▶ **AIM**:
Find each line containing the word "about" and report how many there are. Add nothing else.

★ ★ ★ ★ ★

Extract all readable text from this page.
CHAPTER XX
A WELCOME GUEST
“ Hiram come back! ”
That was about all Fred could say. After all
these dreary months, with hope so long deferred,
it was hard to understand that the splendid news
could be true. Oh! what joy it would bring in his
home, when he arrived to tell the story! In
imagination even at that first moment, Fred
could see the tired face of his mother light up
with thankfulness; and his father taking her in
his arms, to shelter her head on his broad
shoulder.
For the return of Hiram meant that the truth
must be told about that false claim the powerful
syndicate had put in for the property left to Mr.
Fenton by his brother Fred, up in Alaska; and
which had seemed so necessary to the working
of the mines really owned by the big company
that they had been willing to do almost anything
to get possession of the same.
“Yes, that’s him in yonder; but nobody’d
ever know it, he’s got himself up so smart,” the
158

★ ★ ★ ★ ★

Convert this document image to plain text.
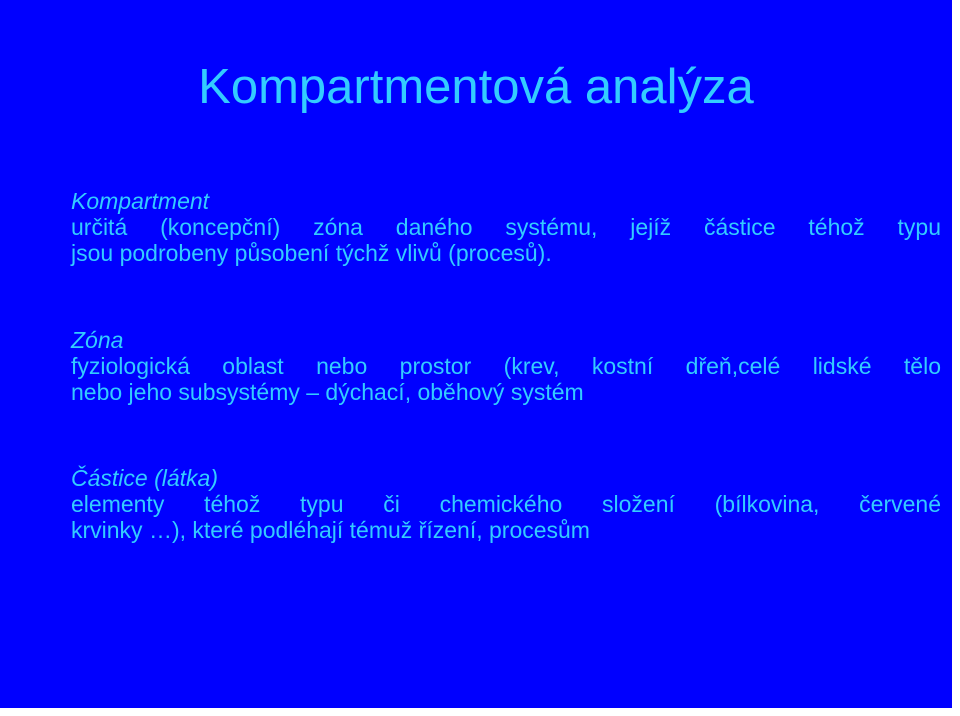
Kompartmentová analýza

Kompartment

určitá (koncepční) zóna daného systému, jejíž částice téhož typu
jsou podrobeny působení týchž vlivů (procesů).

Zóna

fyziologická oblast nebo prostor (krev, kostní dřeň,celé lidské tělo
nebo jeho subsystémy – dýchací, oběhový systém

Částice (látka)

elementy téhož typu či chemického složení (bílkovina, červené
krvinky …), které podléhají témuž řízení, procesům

★ ★ ★ ★ ★

▶ **FINAL ANSWER**:
2